* [Available records]

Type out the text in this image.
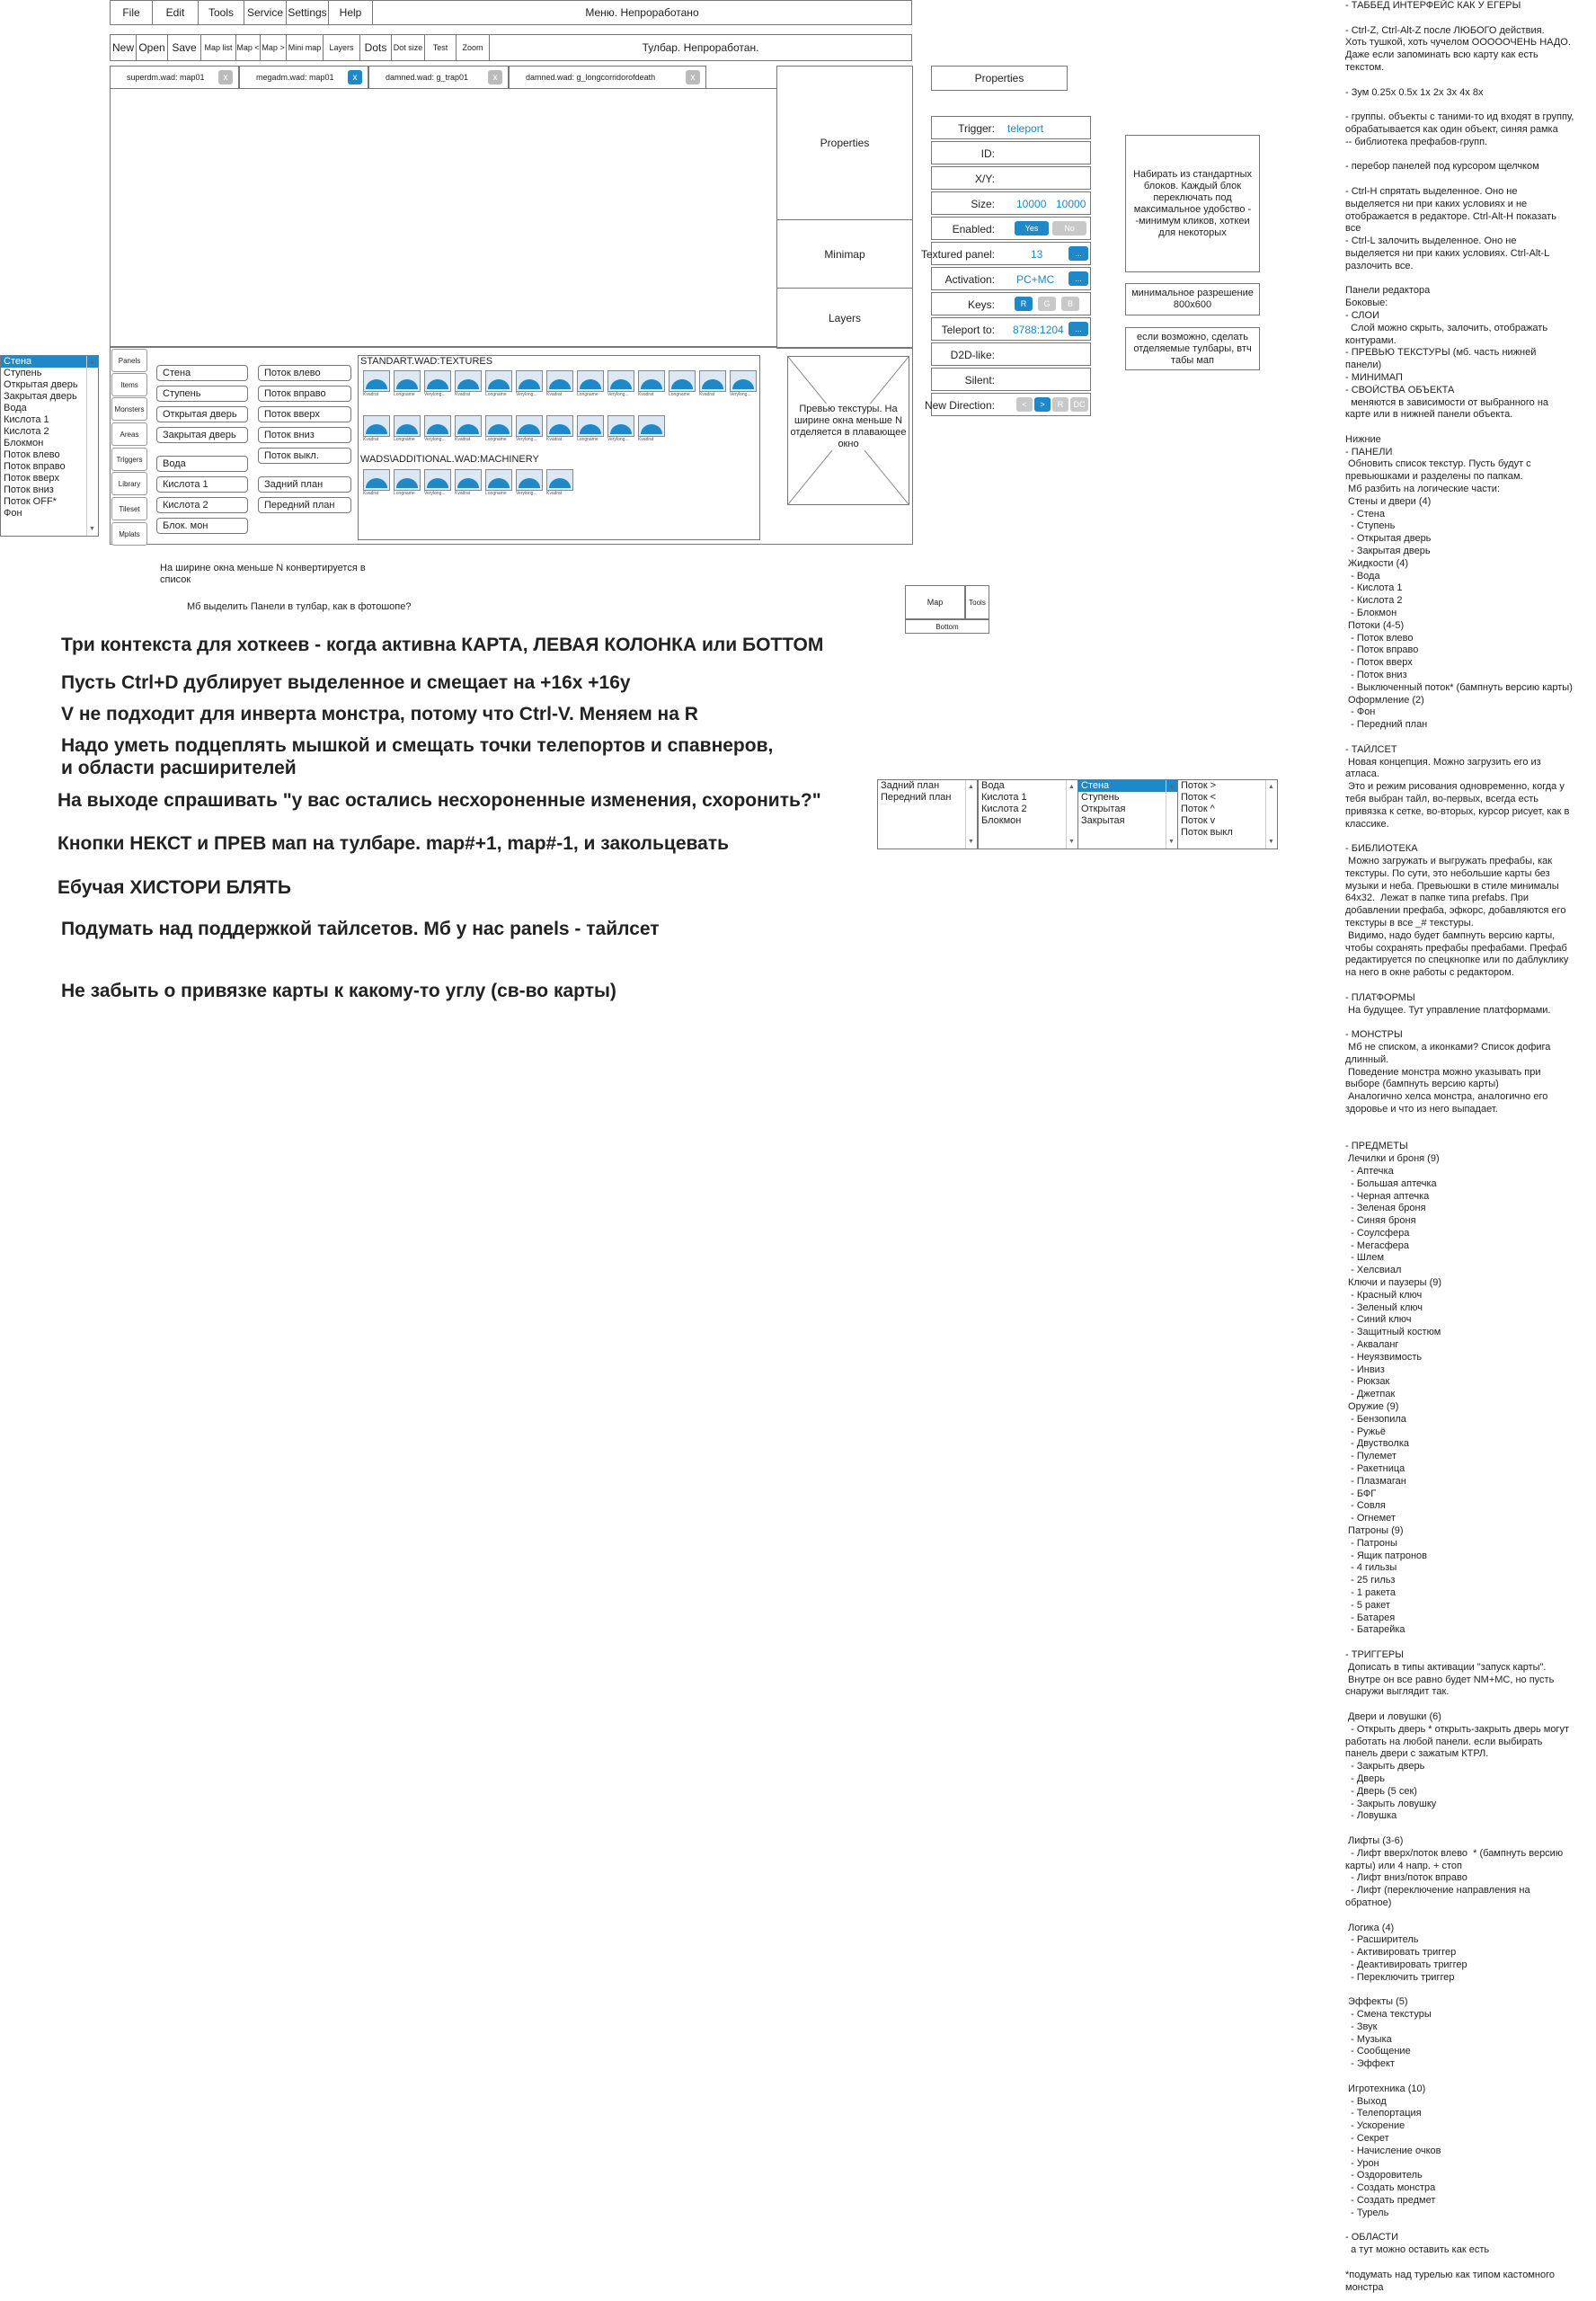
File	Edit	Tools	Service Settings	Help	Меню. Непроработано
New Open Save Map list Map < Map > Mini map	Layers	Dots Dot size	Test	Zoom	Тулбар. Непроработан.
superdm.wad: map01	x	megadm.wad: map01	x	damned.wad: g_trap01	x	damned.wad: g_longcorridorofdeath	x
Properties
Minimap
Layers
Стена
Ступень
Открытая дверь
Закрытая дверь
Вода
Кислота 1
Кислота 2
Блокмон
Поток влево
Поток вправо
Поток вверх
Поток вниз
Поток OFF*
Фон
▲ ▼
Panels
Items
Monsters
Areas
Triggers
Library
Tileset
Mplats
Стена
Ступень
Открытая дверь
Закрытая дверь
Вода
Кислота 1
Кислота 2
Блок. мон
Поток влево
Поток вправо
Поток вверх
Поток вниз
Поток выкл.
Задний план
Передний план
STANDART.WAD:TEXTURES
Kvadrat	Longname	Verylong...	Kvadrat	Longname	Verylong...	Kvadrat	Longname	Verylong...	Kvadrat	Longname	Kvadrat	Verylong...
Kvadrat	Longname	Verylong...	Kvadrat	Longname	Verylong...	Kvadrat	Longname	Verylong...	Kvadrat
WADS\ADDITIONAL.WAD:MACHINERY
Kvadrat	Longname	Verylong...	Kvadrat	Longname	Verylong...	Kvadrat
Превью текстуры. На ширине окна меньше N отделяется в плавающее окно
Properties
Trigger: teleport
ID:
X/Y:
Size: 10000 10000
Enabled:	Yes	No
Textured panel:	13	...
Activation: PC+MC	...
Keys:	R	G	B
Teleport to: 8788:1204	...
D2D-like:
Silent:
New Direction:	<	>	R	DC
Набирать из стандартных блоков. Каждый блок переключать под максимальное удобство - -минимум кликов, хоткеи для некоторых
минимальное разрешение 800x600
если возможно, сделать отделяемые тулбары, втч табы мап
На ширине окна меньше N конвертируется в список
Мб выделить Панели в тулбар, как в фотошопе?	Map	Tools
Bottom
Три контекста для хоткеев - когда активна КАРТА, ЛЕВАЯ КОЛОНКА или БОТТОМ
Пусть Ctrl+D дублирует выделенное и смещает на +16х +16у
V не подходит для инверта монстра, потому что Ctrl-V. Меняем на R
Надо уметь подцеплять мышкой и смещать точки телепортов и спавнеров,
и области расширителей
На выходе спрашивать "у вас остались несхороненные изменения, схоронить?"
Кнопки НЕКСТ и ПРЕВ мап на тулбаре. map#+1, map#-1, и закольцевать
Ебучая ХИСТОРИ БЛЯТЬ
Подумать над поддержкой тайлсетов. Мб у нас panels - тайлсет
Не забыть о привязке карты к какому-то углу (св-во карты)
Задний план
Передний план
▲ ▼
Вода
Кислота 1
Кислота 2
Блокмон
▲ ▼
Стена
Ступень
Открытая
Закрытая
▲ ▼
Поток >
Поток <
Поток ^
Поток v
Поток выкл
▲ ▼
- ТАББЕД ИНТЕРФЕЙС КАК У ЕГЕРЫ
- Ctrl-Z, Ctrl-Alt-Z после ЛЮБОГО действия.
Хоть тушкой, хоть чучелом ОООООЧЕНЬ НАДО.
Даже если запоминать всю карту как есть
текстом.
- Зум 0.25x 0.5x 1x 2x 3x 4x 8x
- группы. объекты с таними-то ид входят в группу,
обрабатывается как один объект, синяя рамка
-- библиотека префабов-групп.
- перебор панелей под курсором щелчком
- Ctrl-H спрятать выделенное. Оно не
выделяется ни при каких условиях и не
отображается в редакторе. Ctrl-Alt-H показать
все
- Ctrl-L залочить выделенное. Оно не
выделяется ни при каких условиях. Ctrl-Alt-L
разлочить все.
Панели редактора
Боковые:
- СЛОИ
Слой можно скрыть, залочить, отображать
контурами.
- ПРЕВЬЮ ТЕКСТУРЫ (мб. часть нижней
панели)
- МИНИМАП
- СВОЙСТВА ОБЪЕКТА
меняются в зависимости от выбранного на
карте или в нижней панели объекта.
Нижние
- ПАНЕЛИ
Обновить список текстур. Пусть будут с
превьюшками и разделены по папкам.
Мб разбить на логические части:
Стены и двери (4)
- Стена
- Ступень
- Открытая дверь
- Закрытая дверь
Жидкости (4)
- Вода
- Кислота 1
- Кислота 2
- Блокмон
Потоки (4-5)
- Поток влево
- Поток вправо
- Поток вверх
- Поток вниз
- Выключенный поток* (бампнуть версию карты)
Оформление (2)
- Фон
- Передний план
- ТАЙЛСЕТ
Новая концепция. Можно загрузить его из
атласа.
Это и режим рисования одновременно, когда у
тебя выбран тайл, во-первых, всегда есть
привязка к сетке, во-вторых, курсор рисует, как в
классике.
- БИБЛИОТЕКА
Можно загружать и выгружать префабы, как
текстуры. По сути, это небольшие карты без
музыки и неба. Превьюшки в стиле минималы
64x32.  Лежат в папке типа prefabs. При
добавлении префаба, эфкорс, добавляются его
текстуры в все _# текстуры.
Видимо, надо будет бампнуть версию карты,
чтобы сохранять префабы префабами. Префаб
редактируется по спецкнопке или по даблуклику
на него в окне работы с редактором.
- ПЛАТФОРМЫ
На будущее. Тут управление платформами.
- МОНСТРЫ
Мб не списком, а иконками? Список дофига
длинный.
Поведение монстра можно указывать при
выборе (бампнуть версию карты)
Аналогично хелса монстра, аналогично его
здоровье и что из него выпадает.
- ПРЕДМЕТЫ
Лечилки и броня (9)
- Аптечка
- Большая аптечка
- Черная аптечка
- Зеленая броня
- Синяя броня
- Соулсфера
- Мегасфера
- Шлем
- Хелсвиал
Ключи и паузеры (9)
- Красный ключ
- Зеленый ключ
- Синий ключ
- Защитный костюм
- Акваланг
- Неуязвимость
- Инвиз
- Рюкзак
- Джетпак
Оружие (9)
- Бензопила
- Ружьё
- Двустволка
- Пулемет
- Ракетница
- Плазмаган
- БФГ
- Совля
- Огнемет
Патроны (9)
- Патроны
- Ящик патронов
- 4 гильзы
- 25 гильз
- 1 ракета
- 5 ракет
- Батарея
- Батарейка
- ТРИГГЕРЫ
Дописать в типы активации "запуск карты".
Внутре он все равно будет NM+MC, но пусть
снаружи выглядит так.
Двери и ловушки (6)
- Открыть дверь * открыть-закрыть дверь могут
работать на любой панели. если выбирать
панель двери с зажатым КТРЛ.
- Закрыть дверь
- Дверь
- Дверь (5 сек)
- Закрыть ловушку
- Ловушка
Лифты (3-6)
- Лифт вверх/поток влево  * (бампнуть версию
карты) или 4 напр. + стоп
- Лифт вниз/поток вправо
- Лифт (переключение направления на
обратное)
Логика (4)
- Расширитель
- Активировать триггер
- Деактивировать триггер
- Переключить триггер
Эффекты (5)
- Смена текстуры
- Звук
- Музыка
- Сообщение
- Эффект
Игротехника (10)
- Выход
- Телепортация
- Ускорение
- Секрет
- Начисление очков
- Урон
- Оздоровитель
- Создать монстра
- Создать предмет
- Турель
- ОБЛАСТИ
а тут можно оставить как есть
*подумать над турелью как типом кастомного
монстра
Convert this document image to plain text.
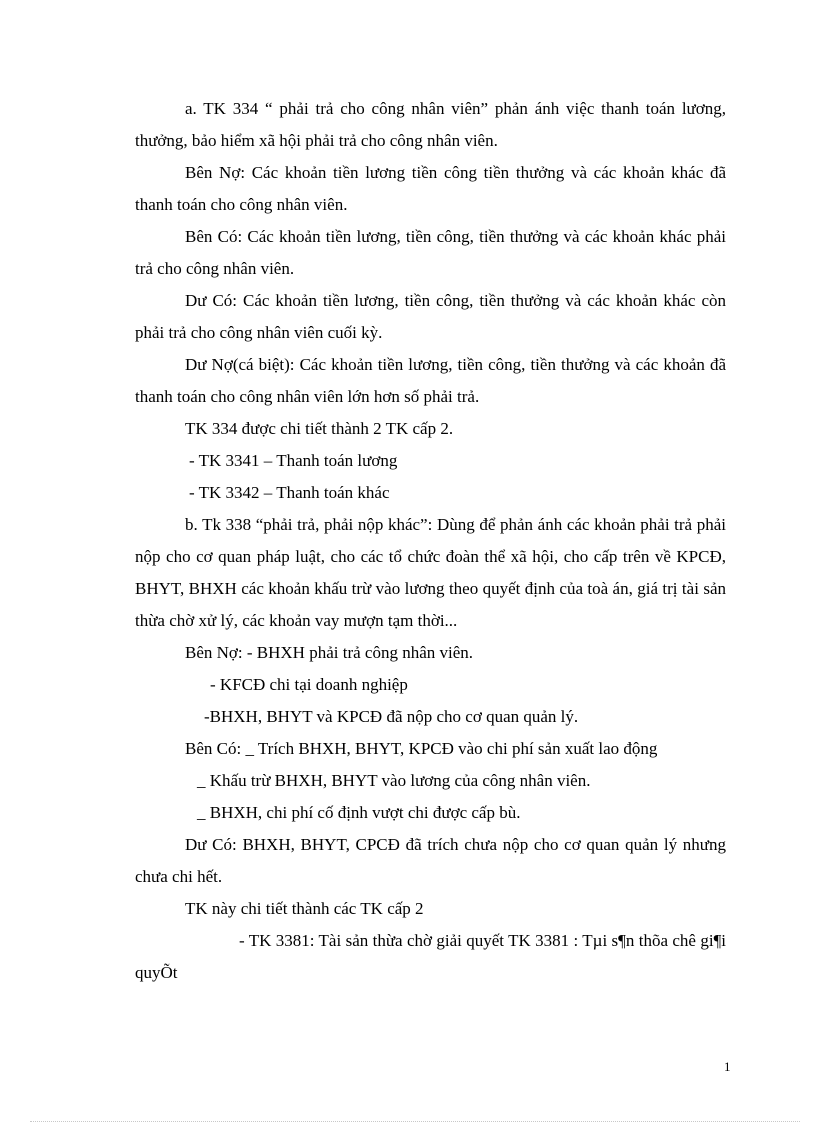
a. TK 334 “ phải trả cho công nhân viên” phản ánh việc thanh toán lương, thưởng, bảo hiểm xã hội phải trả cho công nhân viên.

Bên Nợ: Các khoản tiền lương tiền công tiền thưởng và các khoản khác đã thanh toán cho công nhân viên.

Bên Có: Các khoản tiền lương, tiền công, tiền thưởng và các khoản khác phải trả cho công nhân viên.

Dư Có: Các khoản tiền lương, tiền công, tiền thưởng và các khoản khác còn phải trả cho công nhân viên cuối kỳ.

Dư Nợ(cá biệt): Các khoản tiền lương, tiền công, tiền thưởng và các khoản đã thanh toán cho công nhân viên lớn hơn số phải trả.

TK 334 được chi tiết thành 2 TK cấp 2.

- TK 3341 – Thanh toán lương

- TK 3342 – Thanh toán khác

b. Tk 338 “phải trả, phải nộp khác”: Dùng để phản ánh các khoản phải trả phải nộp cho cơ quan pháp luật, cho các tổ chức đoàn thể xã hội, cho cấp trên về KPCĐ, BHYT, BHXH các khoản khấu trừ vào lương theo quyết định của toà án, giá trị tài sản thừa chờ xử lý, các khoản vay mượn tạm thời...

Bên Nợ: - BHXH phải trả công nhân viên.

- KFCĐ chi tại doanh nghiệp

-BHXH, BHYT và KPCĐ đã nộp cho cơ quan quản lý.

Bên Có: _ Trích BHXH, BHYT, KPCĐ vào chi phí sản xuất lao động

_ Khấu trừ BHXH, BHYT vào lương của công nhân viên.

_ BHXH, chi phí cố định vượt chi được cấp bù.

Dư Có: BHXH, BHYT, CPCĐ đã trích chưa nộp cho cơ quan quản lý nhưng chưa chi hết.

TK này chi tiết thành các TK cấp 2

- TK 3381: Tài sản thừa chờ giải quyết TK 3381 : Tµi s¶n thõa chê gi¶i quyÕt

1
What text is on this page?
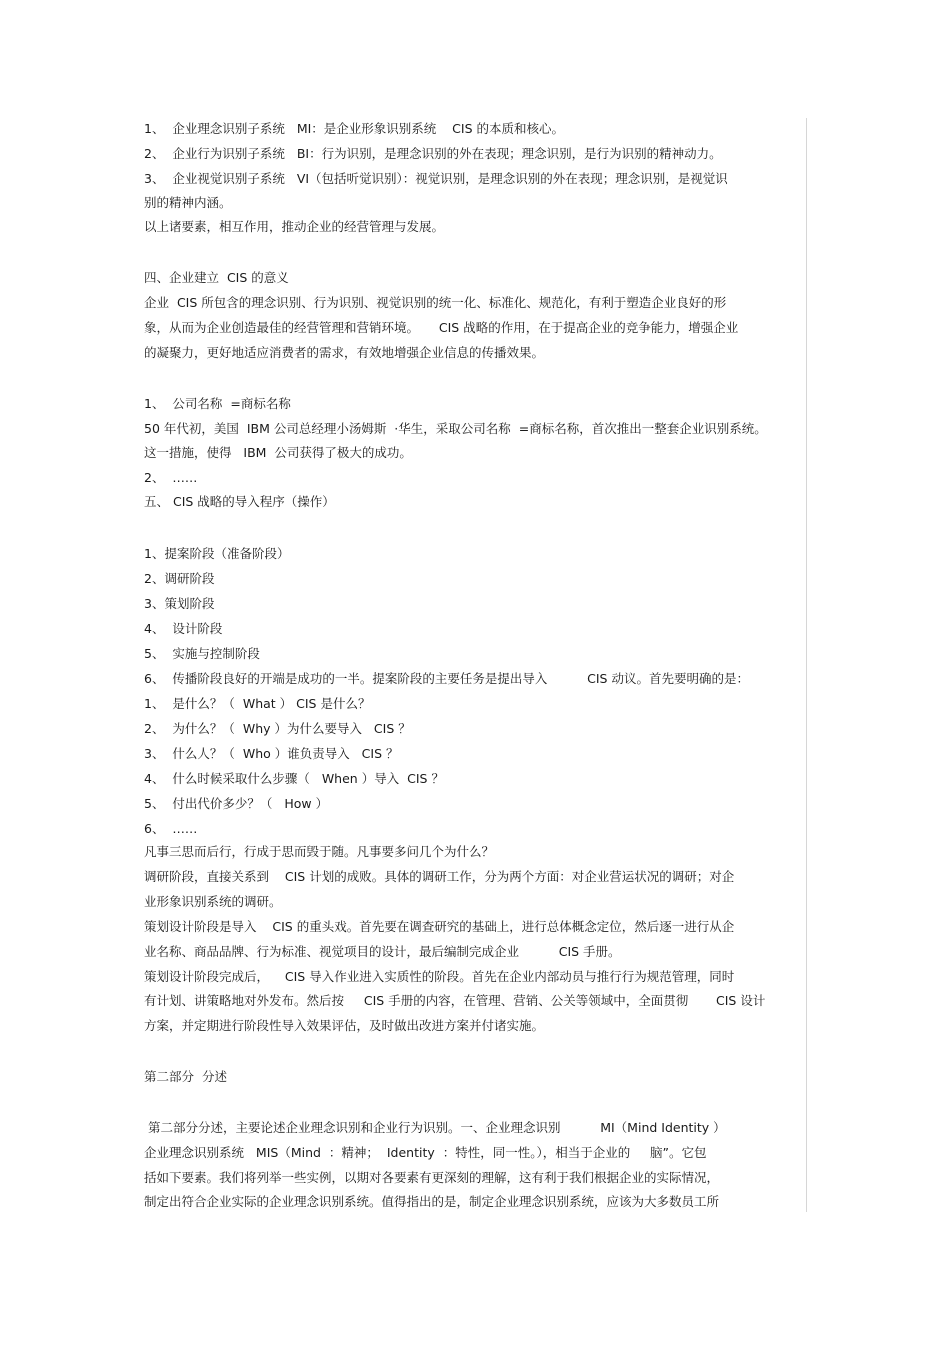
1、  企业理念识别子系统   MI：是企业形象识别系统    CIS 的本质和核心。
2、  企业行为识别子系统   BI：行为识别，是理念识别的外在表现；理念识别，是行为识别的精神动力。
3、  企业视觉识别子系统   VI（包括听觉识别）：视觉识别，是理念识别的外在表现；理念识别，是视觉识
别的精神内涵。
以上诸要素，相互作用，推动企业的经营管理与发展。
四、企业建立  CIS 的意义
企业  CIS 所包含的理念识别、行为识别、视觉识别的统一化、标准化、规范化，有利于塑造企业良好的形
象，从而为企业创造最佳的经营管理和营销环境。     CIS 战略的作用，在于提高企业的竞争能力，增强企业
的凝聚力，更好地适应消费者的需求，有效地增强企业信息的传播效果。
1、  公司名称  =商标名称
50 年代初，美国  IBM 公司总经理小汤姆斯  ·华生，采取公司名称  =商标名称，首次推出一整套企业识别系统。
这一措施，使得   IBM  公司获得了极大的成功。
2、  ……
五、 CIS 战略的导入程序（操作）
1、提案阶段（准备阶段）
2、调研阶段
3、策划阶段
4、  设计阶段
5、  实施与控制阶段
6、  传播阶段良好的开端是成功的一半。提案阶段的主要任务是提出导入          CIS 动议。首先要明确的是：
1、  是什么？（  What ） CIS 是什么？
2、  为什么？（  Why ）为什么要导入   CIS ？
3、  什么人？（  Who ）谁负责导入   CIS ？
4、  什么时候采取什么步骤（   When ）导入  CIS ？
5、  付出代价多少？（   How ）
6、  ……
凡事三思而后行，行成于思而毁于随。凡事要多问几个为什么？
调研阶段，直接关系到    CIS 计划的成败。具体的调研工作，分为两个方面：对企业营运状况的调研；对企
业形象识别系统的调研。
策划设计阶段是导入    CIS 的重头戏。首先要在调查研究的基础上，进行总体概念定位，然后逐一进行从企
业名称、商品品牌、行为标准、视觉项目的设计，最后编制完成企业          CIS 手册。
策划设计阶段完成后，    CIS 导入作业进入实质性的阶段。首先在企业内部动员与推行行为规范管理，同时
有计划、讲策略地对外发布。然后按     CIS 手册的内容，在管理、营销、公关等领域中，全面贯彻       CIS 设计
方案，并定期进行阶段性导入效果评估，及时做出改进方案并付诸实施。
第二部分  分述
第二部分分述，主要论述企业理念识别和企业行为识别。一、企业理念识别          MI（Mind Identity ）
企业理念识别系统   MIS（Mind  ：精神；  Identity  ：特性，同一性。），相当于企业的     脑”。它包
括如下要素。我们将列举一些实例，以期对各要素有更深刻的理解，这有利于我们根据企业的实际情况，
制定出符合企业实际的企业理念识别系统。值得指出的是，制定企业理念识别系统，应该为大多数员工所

* [What to work on] Select the lines that carry the string "выделяется" and copy them.

* [Exercise result]
выделяется ни при каких условиях и не
выделяется ни при каких условиях. Ctrl-Alt-L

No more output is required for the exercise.